**TASKS**.
a - Decide whether each statement agrees with the passage on helping insects below, answering yes or no and quoting the words of the passage that settle it: (i) the neighbors on one side have made their garden hard-landscaped over the last thirty years; (ii) the writer remembers seeing many of the Sainsbury's bug boxes; (iii) the arrangements at Carsington Water can be as simple as a pile of logs.
b - Carry on writing the passage on helping insects below, starting right after its last sentence.

Small Tortoiseshells on red buddleia

Helping Insects

You don’t really need to do much for insects, just leave some of the garden slightly untidy. I can manage that. Unfortunately, when you look round the gardens that surround us, I’m one of a dying breed. The neighbours on one side have gradually turned their garden into a hard-landscaped hell over the last thirty years, whilst the previous set on the other side have erased every feature of interest. They also tried to tell me how to manage my garden. I’m hoping the new neighbours on that side might be an improvement. They have given me cake twice since moving in, so I do have reason for optimism.

The featured image is a bug box in the Sainsbury’s car park in Whitby. They did make a big thing about them at one time, with in-store posters, but this is the only one I actually remember seeing. It’s quite an elegant thing, and would grace any garden.

The next group of bug hotels are behind the centre at Attenborough. I just checked the link and see I’ve already shown them. Just goes to show how bad my memory is. The pictures below show some arrangements from Carsington Water  – which can be as simple as leaving a pile of logs.

**DATASET EXCERPTS**.
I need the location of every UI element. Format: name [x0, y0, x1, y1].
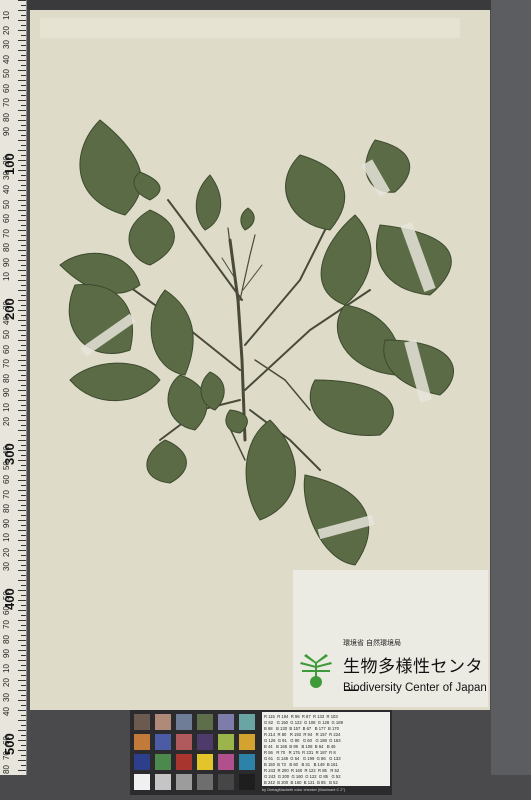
color-swatch: [239, 734, 255, 750]
ruler-right: [491, 0, 531, 800]
color-swatch: [197, 734, 213, 750]
color-swatch: [176, 754, 192, 770]
leaf-5: [240, 207, 255, 231]
color-swatch: [239, 754, 255, 770]
color-swatch: [239, 714, 255, 730]
color-values-row: R 115 R 194 R 98 R 87 R 133 R 103: [264, 714, 338, 719]
flower-stem-3: [242, 264, 263, 291]
color-swatch: [218, 734, 234, 750]
color-values-row: R 56 R 70 R 175 R 231 R 187 R 8: [264, 750, 336, 755]
color-swatch: [134, 774, 150, 790]
color-values-row: G 126 G 91 G 90 G 60 G 188 G 163: [264, 738, 341, 743]
color-swatch: [239, 774, 255, 790]
leaf-10: [150, 289, 194, 376]
color-values-row: B 150 B 73 B 60 B 31 B 149 B 161: [264, 762, 338, 767]
color-chart-footer: by GretagMacbeth color checker (Illumina…: [262, 788, 346, 792]
leaf-15: [69, 362, 161, 402]
leaf-16: [167, 374, 208, 431]
color-swatch: [176, 714, 192, 730]
color-swatch: [197, 714, 213, 730]
color-swatch: [176, 734, 192, 750]
biodiversity-logo-icon: [300, 654, 332, 688]
institution-label: 環境省 自然環境局 生物多様性センター Biodiversity Center …: [293, 570, 488, 707]
color-swatch: [218, 754, 234, 770]
color-values-row: G 61 G 148 G 54 G 199 G 86 G 133: [264, 756, 341, 761]
color-swatch: [218, 774, 234, 790]
color-swatch: [134, 754, 150, 770]
color-values-row: G 82 G 150 G 122 G 108 G 128 G 189: [264, 720, 343, 725]
color-swatch: [155, 774, 171, 790]
center-name-jp: 生物多様性センター: [343, 657, 483, 701]
color-values-row: R 243 R 200 R 160 R 122 R 85 R 52: [264, 768, 340, 773]
leaf-20: [146, 439, 187, 484]
leaf-3: [195, 174, 222, 231]
color-values-table: R 115 R 194 R 98 R 87 R 133 R 103 G 82 G …: [262, 712, 390, 786]
color-swatch: [176, 774, 192, 790]
color-swatch: [197, 774, 213, 790]
color-values-row: R 214 R 80 R 193 R 94 R 157 R 224: [264, 732, 341, 737]
branch-diagonal: [254, 359, 311, 411]
leaf-1: [79, 119, 142, 216]
leaf-21: [245, 419, 296, 521]
color-values-row: B 44 B 166 B 99 B 108 B 64 B 46: [264, 744, 336, 749]
leaf-4: [128, 209, 175, 266]
color-swatch: [134, 734, 150, 750]
color-swatch: [134, 714, 150, 730]
color-values-row: B 68 B 130 B 157 B 67 B 177 B 170: [264, 726, 339, 731]
color-swatch: [218, 714, 234, 730]
ministry-text: 環境省 自然環境局: [343, 640, 401, 647]
color-values-row: B 242 B 200 B 160 B 121 B 85 B 52: [264, 780, 338, 785]
color-swatch: [197, 754, 213, 770]
color-swatch: [155, 734, 171, 750]
flower-stem-2: [239, 234, 256, 301]
leaf-6: [285, 154, 346, 231]
color-swatch: [155, 714, 171, 730]
leaf-18: [309, 379, 394, 436]
color-values-row: G 243 G 200 G 160 G 122 G 85 G 52: [264, 774, 341, 779]
color-swatch: [155, 754, 171, 770]
center-name-en: Biodiversity Center of Japan: [343, 682, 487, 694]
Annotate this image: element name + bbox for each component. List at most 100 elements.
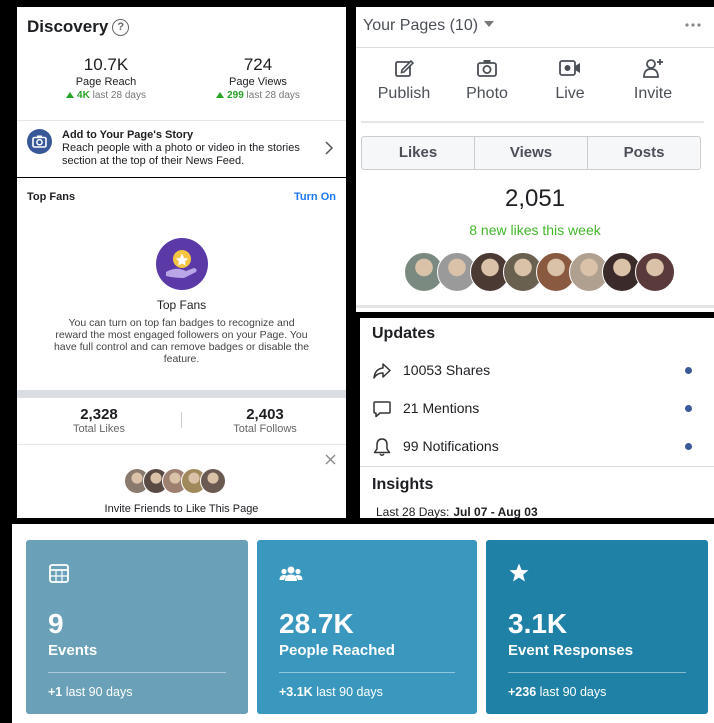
your-pages-panel: Your Pages (10) Publish Photo Live Invit… bbox=[356, 7, 714, 312]
unread-dot bbox=[685, 405, 692, 412]
event-responses-period: last 90 days bbox=[539, 685, 607, 699]
bell-icon bbox=[372, 437, 392, 457]
events-value: 9 bbox=[48, 608, 64, 639]
your-pages-dropdown[interactable]: Your Pages (10) bbox=[363, 17, 495, 35]
insights-period-label: Last 28 Days: bbox=[376, 505, 450, 518]
tab-likes[interactable]: Likes bbox=[362, 137, 475, 169]
friend-avatar[interactable] bbox=[200, 468, 226, 494]
turn-on-link[interactable]: Turn On bbox=[294, 191, 336, 203]
updates-panel: Updates 10053 Shares 21 Mentions 99 Noti… bbox=[360, 318, 714, 518]
top-fans-title: Top Fans bbox=[156, 298, 207, 312]
notifications-label: 99 Notifications bbox=[403, 438, 499, 454]
page-views-delta-value: 299 bbox=[227, 90, 244, 101]
page-reach-label: Page Reach bbox=[75, 76, 137, 88]
insights-title: Insights bbox=[372, 476, 434, 493]
events-delta: +1 last 90 days bbox=[48, 685, 132, 699]
likes-count: 2,051 bbox=[504, 185, 566, 212]
divider bbox=[17, 390, 346, 398]
events-card[interactable]: 9 Events +1 last 90 days bbox=[26, 540, 248, 714]
event-responses-card[interactable]: 3.1K Event Responses +236 last 90 days bbox=[486, 540, 708, 714]
photo-label: Photo bbox=[466, 85, 508, 102]
people-reached-label: People Reached bbox=[279, 642, 395, 659]
people-reached-delta: +3.1K last 90 days bbox=[279, 685, 383, 699]
page-views-delta: 299 last 28 days bbox=[193, 90, 323, 101]
unread-dot bbox=[685, 443, 692, 450]
total-likes-label: Total Likes bbox=[73, 423, 125, 435]
people-reached-value: 28.7K bbox=[279, 608, 354, 639]
page-views-value: 724 bbox=[243, 55, 273, 74]
page-reach-stat: 10.7K Page Reach 4K last 28 days bbox=[41, 55, 171, 101]
total-likes-value: 2,328 bbox=[80, 406, 118, 423]
divider bbox=[17, 444, 346, 445]
video-icon bbox=[535, 57, 605, 81]
invite-action[interactable]: Invite bbox=[618, 57, 688, 103]
page-views-label: Page Views bbox=[229, 76, 287, 88]
pencil-icon bbox=[369, 57, 439, 81]
publish-label: Publish bbox=[377, 85, 431, 102]
event-stats-panel: 9 Events +1 last 90 days 28.7K People Re… bbox=[12, 524, 714, 723]
chevron-right-icon[interactable] bbox=[324, 141, 334, 160]
close-icon[interactable] bbox=[325, 452, 336, 468]
divider bbox=[48, 672, 226, 673]
people-reached-period: last 90 days bbox=[316, 685, 383, 699]
total-follows-stat: 2,403 Total Follows bbox=[195, 406, 335, 435]
page-views-stat: 724 Page Views 299 last 28 days bbox=[193, 55, 323, 101]
divider bbox=[17, 120, 346, 121]
events-label: Events bbox=[48, 642, 98, 659]
updates-title: Updates bbox=[372, 325, 436, 342]
insights-period: Last 28 Days: Jul 07 - Aug 03 bbox=[376, 505, 538, 518]
up-arrow-icon bbox=[216, 92, 225, 98]
invite-label: Invite bbox=[633, 85, 673, 102]
tab-views[interactable]: Views bbox=[475, 137, 588, 169]
top-fan-badge-icon bbox=[156, 238, 208, 290]
total-follows-label: Total Follows bbox=[233, 423, 297, 435]
tab-posts[interactable]: Posts bbox=[588, 137, 700, 169]
caret-down-icon bbox=[484, 21, 495, 27]
shares-update[interactable]: 10053 Shares bbox=[372, 359, 702, 383]
mentions-label: 21 Mentions bbox=[403, 400, 480, 416]
up-arrow-icon bbox=[66, 92, 75, 98]
more-options-icon[interactable] bbox=[684, 15, 702, 33]
divider bbox=[181, 412, 182, 428]
event-responses-value: 3.1K bbox=[508, 608, 568, 639]
publish-action[interactable]: Publish bbox=[369, 57, 439, 103]
shares-label: 10053 Shares bbox=[403, 362, 491, 378]
event-responses-delta-value: +236 bbox=[508, 685, 537, 699]
star-icon bbox=[508, 562, 530, 584]
unread-dot bbox=[685, 367, 692, 374]
metric-tabs: Likes Views Posts bbox=[361, 136, 701, 170]
calendar-icon bbox=[48, 562, 70, 584]
divider bbox=[360, 466, 714, 467]
event-responses-label: Event Responses bbox=[508, 642, 634, 659]
page-reach-delta-value: 4K bbox=[77, 90, 90, 101]
insights-date-range[interactable]: Jul 07 - Aug 03 bbox=[453, 505, 537, 518]
page-views-period: last 28 days bbox=[246, 90, 300, 101]
page-reach-delta: 4K last 28 days bbox=[41, 90, 171, 101]
top-fans-panel: Top Fans Turn On Top Fans You can turn o… bbox=[17, 178, 346, 518]
discovery-title-text: Discovery bbox=[27, 17, 109, 36]
event-responses-delta: +236 last 90 days bbox=[508, 685, 606, 699]
people-icon bbox=[279, 562, 303, 584]
discovery-panel: Discovery? 10.7K Page Reach 4K last 28 d… bbox=[17, 7, 346, 177]
photo-action[interactable]: Photo bbox=[452, 57, 522, 103]
live-action[interactable]: Live bbox=[535, 57, 605, 103]
story-title[interactable]: Add to Your Page's Story bbox=[62, 129, 193, 141]
mentions-update[interactable]: 21 Mentions bbox=[372, 397, 702, 421]
notifications-update[interactable]: 99 Notifications bbox=[372, 435, 702, 459]
top-fans-description: You can turn on top fan badges to recogn… bbox=[53, 317, 310, 365]
your-pages-title: Your Pages (10) bbox=[363, 17, 479, 34]
friend-avatars bbox=[124, 468, 226, 494]
events-delta-value: +1 bbox=[48, 685, 63, 699]
total-follows-value: 2,403 bbox=[246, 406, 284, 423]
liker-avatar[interactable] bbox=[635, 252, 675, 292]
people-reached-card[interactable]: 28.7K People Reached +3.1K last 90 days bbox=[257, 540, 477, 714]
invite-friends-text[interactable]: Invite Friends to Like This Page bbox=[17, 503, 346, 515]
story-description: Reach people with a photo or video in th… bbox=[62, 142, 300, 167]
help-icon[interactable]: ? bbox=[112, 19, 130, 36]
discovery-title: Discovery? bbox=[27, 17, 130, 37]
events-period: last 90 days bbox=[65, 685, 133, 699]
divider bbox=[279, 672, 455, 673]
comment-icon bbox=[372, 399, 392, 419]
camera-icon bbox=[452, 57, 522, 81]
add-person-icon bbox=[618, 57, 688, 81]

**OUTPUTS BY TASK**.
a -
(i) Yes: "The neighbours on one side have gradually turned their garden into a hard-landscaped hell over the last thirty years"
(ii) No: "this is the only one I actually remember seeing"
(iii) Yes: "which can be as simple as leaving a pile of logs"

b -
The one attached to the tree is in the garden of the Bishop’s Palace at Southwell Minster.

At the moment I’m thinking about the best way to get some bug cover in the garden, as we’ve had to clear a lot of clutter to get the garden in shape. Somewhere I have more pictures, but how many do you need to see?

Bug boxes in bottles

As song lyrics go, you can see why Rodgers and Hammerstein stuck with ‘Raindrops on roses and whiskers on kittens’.  However, if you are looking for a project to help wildlife in the garden bug boxed in bottles is probably a better way to go.

Cardboard, straw, dried grass, old garden canes, plant stems and paper drinking straws from the craft cupboard all came in useful for stuffing the bottles, which are simply pop bottles with the bottoms cut off. If you leave the top on that’s OK; if you don’t, then the bugs have a back door or a drain.

We sourced some of our bits by breaking up the bug hotel in the allotment (it’s due for a re-build) so these even came provided with sitting tenants, with spiders, centipedes, wood lice, miscellaneous skittery things and a snail all putting in an appearance.

We were building them with a pack of Rainbows who are using as part of a badge qualification. Some of them were pleased at the prospect of ready-made tenants, others were not quite so keen.

If they lodge them in sheds and hedges for the winter we should be able to make a contribution to nature, even if it’s a small one.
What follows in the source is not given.